Problems =>
(1) In the chapter titled "Political Evil" below, where do the people of Manhattan now dwell?
(2) Write the next part of the chapter titled "Political Evil," picking up right after its closing question about the sickness within the belly of a nation.

Article =>
Ch 25: Political Evil

Ch 25: Political Evil

Chapters of Diary of an Adamant Seducer

I don’t know who’s so evil they’d seek to replace democracy with single-party rule won by twisting local election-laws to ensure national victories while simultaneously disparaging a fairly-lost election as “unfair”.

I don’t know who cares so little about their own soul and the welfare of their children that they’d sacrifice an imperfect but still essentially citizenry-responsive (and thus yet capable of being made more citizenry-responsive) government for a shining blistering hot-potato moment of political power.

I don’t know and I don’t understand how Evil lumbers in upon a few thousand ends-justifying-the-means and isn’t-it-cool-to-be-in-the-club and isn’t-the-other-side-so-evil-as-to-justify-anything?

Soon darkness descends upon the land. The city upon that shining hill — never fully free of clouds and weathers — is now sunk beneath the gray-billowing, lightning-flashing, rains-barfing forever-storms. Similar to the eternal discontented downpour that astronomers once reasoned must hold forth within the stormily swirling atmosphere of Venus.

Kempt, Bartleby, Amble, Tun, Arch, Susan and Tim sit alone around a round wooden table, drumming their fingers while the storm that never stops ranges on outside the castle walls. Manhattan’s become a mountainous land, it’s people dwelling now in damp-walled mountain grottos as they’d once rested their whiles in brick and paste or glass and steel apartment buildings.

Everyone works in the mines and you can’t go anywhere without bribing party officials, who in turn secure their petty positions by bribing slightly-less petty officials.

The Republicans have won their great victory over US American Democracy, and all — regardless of what they used to call themselves — live in the dank air of a society where lying and cheating are rewarded with riches and prestige and honesty and decency with poverty and prison. Not even those completely given over to the exaltation of their own cynical pouting are able to force out inane chuckles about, “no different than before!”

Things had not been perfect before, but calling Fire when the world’s not actually on fire is an Evil and the handmaiden to many great political evils.

Now the world is on fire, or at least beneath this human-hating storm. And now saying “Fire!” will make you disappear, will plunge you down deep with a (who has anymore the time for metaphors anyway) literal dungeon.

That’s what you get. That’s what you get for refusing to be grateful and seek to expand and serve an imperfect but yet workable democracy.

And yet what is man that he should get what he deserves? For is it not truly said by long-dead great-grandfathers throughout our hallowed New England that “If we were all to get what we deserved, who would escape the hangman’s noose?” And is it not also at least in some sense truly declared by now-vanished grandmothers from our Oklahoma home that “Ours is not to reason why; ours is to do or die.”

Because how good were we any of us supposed to be? And how much could we reasonably be expected to understand, to figure, to foresee?

So what really went wrong? What took the wheels off our great momentum? What is the sickness that turns the churning worm within the belly of a nation?

Stored records =>
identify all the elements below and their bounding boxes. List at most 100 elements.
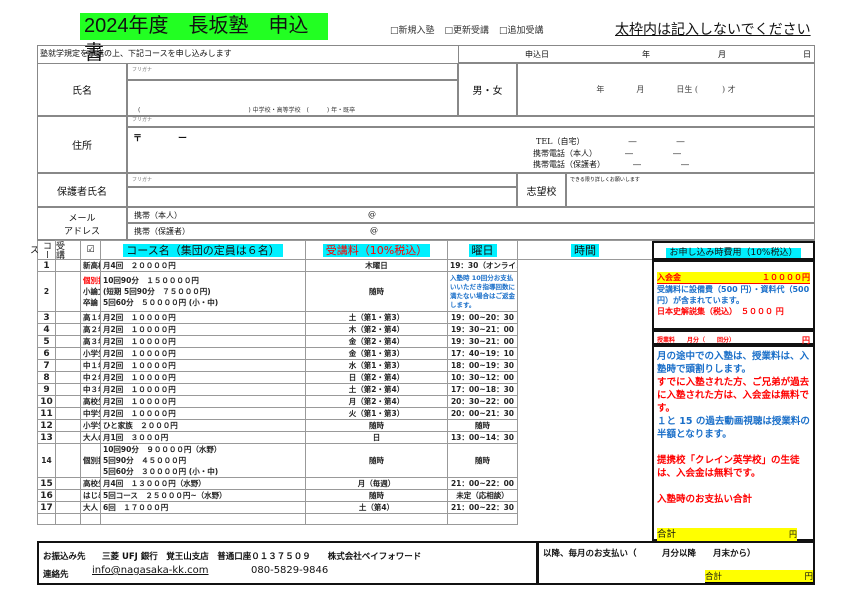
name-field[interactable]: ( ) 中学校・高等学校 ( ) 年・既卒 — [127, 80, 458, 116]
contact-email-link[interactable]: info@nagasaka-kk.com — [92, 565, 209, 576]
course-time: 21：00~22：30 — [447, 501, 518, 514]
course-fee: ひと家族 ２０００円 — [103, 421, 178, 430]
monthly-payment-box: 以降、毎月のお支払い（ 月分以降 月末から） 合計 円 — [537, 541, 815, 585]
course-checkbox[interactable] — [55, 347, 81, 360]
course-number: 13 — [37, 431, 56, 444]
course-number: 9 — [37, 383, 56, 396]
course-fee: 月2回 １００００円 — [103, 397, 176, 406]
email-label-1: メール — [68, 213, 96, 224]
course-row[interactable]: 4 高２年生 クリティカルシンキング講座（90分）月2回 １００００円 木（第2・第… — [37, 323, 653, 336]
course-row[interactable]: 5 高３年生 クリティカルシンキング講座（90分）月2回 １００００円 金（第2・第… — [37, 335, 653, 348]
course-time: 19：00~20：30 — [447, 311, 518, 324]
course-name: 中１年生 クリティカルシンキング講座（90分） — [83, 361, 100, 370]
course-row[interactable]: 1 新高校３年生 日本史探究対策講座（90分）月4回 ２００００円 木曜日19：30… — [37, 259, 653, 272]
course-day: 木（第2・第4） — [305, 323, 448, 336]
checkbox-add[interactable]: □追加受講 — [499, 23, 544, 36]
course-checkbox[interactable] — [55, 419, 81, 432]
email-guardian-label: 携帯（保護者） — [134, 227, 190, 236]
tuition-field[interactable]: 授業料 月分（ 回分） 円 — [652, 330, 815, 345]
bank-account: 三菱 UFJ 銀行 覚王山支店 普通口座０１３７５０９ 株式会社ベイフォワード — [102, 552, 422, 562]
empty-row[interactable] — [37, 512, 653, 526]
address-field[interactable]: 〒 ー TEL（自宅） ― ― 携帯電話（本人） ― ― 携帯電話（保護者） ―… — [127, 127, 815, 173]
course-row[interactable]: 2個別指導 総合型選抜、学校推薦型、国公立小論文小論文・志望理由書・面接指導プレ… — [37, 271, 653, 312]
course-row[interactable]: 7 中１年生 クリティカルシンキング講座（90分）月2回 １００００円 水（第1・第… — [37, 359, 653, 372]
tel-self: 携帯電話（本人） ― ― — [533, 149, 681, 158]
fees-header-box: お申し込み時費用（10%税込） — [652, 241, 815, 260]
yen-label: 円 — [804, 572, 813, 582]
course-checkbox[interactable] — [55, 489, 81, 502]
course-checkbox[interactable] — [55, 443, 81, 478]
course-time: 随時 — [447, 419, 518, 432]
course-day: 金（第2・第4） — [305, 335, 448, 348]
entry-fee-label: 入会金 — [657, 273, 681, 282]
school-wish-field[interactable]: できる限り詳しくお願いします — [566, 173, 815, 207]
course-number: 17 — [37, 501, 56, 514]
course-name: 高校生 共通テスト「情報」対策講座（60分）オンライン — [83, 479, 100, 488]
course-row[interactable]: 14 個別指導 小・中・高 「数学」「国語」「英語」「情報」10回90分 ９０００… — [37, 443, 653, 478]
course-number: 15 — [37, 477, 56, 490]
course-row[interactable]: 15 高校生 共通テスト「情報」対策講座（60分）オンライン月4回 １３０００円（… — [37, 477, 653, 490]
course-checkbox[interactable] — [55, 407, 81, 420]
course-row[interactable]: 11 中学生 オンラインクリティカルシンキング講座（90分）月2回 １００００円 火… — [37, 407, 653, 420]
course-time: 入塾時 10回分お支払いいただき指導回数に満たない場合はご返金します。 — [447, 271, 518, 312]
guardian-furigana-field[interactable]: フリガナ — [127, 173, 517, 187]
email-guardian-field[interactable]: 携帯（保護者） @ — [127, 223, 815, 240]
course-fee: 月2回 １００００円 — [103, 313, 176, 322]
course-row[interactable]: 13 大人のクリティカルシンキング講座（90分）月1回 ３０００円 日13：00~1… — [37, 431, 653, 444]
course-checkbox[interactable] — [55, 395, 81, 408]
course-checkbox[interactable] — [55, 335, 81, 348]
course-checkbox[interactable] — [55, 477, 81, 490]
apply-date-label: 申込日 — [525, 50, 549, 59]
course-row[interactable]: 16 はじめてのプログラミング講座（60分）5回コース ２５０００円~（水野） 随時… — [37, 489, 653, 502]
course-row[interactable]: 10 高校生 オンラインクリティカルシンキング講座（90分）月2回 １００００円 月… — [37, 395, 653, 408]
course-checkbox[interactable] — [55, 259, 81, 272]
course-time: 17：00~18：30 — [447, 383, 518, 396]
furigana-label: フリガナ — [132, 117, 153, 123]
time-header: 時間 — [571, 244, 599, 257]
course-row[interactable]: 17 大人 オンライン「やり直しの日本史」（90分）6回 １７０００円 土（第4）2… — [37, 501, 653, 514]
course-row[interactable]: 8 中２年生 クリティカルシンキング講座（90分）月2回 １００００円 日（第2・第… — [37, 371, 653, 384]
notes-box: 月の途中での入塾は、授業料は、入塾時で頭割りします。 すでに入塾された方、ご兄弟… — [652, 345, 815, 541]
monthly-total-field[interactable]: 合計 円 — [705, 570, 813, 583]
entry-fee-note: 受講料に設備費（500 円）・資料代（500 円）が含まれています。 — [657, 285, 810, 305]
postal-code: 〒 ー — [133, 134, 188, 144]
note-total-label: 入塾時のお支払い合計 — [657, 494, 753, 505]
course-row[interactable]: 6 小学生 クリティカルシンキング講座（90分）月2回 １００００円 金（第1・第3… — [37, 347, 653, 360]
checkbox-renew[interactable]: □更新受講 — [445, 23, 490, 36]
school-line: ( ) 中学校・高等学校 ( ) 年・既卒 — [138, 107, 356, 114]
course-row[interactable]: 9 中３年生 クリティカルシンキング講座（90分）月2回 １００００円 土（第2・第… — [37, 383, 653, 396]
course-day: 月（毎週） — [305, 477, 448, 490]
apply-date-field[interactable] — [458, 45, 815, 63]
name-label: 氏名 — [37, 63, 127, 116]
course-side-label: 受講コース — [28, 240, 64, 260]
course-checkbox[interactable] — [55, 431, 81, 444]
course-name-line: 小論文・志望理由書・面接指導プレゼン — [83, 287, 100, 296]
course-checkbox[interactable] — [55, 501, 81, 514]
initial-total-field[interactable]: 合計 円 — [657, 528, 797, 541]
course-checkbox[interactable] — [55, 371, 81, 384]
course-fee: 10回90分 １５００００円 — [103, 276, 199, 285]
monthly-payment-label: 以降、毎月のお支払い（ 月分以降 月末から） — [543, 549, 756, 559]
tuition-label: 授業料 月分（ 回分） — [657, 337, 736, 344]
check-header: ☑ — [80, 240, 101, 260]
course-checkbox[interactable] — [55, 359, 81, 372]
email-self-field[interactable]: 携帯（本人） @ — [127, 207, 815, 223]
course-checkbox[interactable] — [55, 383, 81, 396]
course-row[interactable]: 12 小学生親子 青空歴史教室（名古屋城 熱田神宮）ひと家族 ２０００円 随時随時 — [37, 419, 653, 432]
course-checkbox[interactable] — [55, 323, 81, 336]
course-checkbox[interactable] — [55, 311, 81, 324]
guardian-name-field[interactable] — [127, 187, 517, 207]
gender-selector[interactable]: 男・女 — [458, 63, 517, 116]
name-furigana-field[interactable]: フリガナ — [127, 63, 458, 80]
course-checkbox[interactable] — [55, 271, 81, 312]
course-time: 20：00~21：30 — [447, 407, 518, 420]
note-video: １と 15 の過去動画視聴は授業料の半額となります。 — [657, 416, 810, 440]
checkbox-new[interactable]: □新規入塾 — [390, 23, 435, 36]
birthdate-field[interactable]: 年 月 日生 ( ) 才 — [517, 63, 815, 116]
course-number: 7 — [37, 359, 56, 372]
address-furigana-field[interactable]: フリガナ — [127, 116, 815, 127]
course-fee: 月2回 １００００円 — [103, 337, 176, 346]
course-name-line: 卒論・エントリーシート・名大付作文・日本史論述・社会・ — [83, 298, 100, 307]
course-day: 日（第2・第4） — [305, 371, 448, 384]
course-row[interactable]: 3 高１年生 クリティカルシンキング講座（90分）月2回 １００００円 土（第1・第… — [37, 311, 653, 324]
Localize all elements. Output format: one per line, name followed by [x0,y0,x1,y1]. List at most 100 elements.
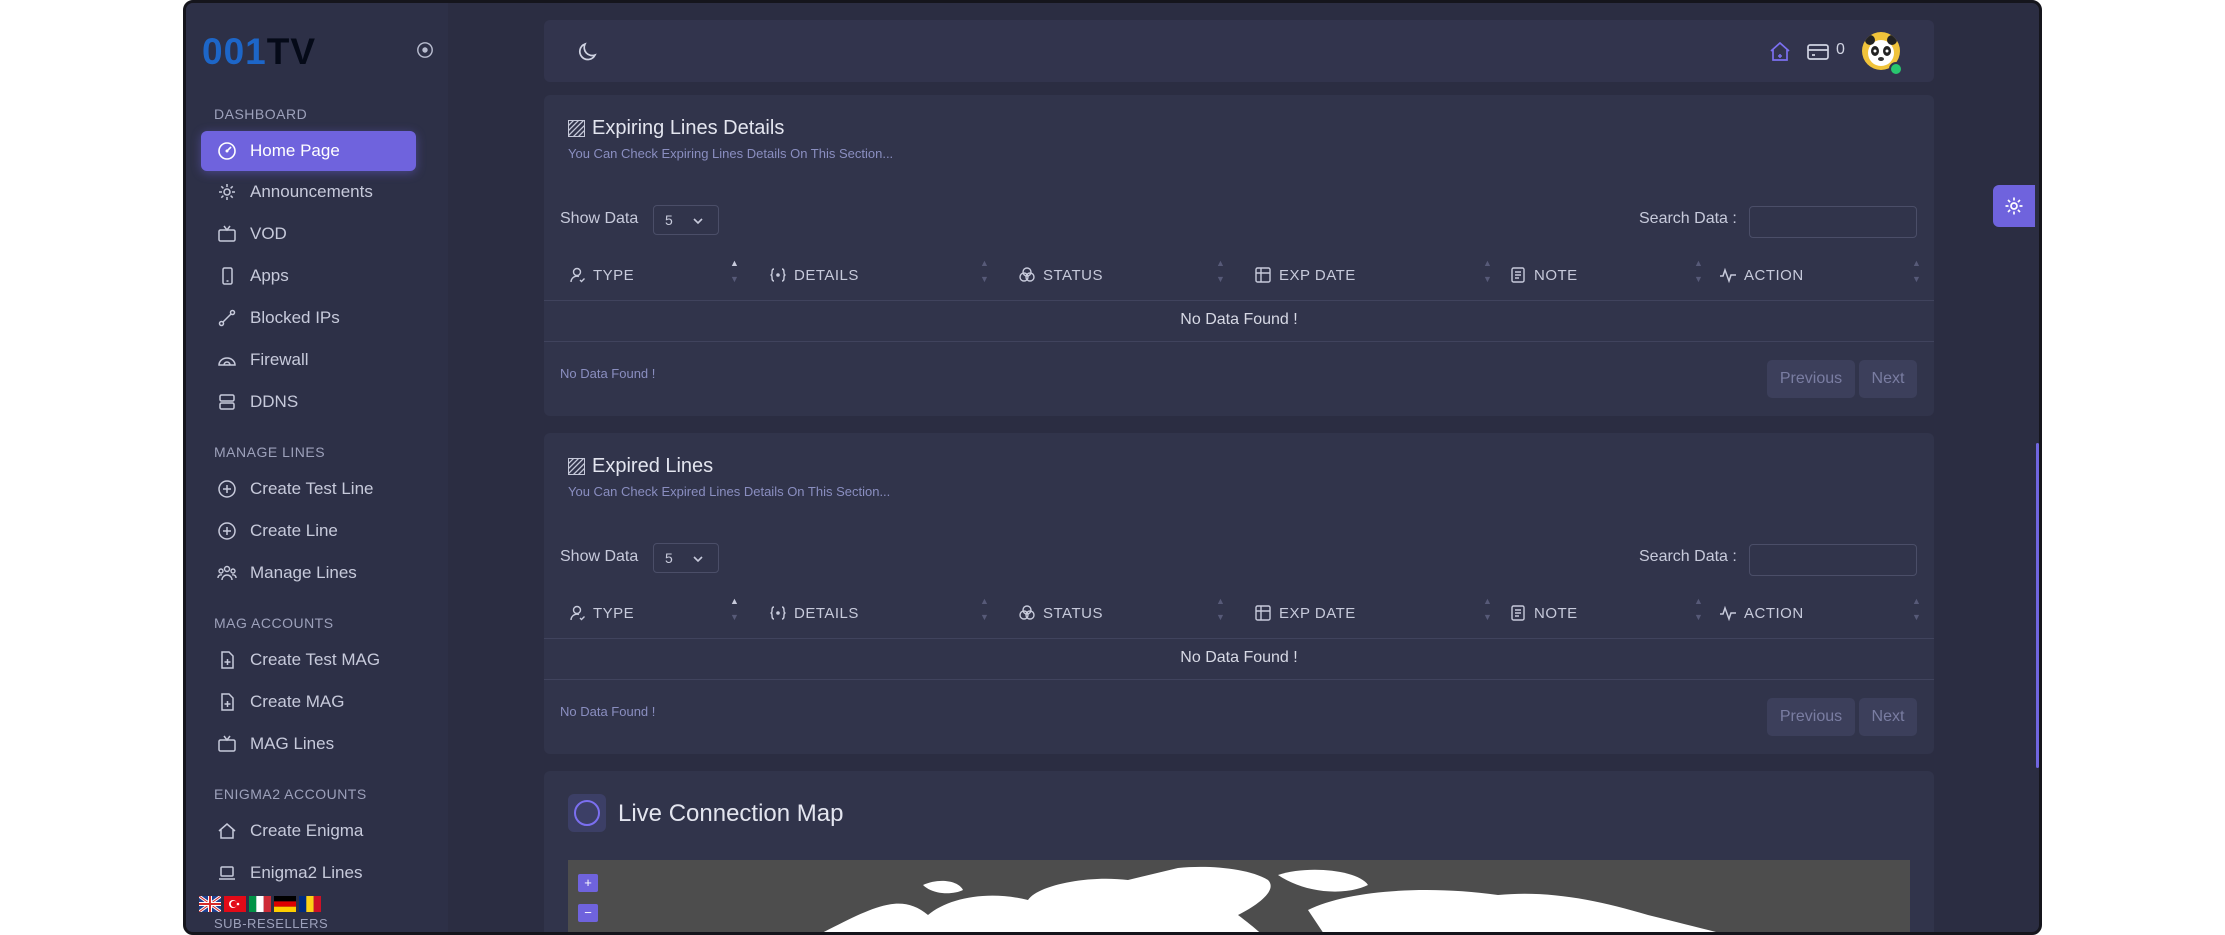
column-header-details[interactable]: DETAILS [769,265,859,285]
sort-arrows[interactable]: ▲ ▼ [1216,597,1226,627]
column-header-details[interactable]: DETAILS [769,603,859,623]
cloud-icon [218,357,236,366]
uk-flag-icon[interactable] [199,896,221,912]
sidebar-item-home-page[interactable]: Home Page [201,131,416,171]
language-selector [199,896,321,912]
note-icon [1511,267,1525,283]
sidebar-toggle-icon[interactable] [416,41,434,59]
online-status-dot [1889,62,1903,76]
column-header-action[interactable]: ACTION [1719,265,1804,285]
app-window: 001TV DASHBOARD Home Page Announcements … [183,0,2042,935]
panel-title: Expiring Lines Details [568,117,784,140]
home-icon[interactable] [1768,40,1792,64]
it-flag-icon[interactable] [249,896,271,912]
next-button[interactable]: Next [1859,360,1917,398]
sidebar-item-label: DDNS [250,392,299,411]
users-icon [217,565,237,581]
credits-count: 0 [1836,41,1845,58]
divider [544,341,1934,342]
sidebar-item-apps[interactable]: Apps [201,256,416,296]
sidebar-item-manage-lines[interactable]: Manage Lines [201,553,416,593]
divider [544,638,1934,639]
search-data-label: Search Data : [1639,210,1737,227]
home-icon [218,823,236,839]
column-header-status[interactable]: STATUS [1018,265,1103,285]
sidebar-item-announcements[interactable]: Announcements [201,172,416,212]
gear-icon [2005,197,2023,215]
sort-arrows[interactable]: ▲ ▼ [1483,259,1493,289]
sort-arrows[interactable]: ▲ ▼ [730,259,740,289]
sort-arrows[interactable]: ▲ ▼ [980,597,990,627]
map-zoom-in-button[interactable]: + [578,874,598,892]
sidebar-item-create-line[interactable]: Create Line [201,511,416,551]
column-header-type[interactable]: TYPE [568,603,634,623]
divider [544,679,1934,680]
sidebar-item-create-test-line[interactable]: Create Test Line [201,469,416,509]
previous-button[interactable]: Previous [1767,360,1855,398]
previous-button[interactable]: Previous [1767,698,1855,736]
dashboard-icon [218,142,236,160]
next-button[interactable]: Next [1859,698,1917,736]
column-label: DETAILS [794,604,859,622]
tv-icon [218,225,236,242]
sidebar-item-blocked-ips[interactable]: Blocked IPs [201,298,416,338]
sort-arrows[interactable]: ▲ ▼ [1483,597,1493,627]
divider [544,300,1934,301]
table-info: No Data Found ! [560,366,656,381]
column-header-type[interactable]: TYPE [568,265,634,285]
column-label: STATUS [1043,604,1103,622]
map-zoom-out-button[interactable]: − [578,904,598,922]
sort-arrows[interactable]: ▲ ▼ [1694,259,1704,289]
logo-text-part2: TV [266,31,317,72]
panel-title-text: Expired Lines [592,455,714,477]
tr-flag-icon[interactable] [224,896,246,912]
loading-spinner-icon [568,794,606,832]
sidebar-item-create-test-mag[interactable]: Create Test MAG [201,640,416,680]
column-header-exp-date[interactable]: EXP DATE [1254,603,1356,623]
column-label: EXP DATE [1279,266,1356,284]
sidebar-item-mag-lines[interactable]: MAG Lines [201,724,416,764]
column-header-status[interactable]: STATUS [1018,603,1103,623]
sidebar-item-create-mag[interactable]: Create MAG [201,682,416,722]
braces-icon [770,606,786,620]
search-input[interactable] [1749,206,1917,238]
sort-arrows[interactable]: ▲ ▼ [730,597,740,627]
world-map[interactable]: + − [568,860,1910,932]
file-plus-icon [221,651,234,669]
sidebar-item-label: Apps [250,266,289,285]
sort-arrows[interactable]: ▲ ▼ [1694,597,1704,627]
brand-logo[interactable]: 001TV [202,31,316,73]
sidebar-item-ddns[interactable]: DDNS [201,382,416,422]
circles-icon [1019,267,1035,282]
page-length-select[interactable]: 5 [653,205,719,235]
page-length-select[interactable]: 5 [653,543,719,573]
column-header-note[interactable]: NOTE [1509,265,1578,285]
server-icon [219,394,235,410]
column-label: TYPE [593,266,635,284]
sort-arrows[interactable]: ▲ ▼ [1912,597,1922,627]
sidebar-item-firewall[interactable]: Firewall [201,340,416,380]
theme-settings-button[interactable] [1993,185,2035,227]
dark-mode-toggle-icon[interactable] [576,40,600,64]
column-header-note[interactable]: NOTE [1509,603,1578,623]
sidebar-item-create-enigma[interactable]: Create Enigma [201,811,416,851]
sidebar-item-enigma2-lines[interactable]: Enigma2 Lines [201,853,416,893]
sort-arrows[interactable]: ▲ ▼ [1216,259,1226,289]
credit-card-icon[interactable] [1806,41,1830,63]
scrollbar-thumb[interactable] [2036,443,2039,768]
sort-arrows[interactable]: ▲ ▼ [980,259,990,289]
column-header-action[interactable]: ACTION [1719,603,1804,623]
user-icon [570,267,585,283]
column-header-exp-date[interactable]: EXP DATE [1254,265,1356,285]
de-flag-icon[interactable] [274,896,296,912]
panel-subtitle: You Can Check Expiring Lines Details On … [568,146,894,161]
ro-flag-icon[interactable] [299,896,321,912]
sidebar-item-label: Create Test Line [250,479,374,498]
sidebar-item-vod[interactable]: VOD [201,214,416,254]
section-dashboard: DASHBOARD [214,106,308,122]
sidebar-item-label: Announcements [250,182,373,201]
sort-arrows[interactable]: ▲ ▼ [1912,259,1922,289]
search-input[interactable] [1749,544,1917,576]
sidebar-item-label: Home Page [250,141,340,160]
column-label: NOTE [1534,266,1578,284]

Answers below =>
(1) They dwell in damp-walled mountain grottos.

(2)
But then again: How can you echo the lies of a would-be election-stealer (who also spent his first term working to erode counterbalancing powers and otherwise leaning in to despotism while simultaneously pursuing local election laws that will tilt the voice away from all the people and towards a slice of the people and officials elected by that minority — how can you behave in this way and expect everything to turn out well? Representative democracy is there to protect us all. Without it, no one keeps power except to the degree they oppress and hurt everyone else, and everyone lives in a darker, crueler, emptier, and more lonely place.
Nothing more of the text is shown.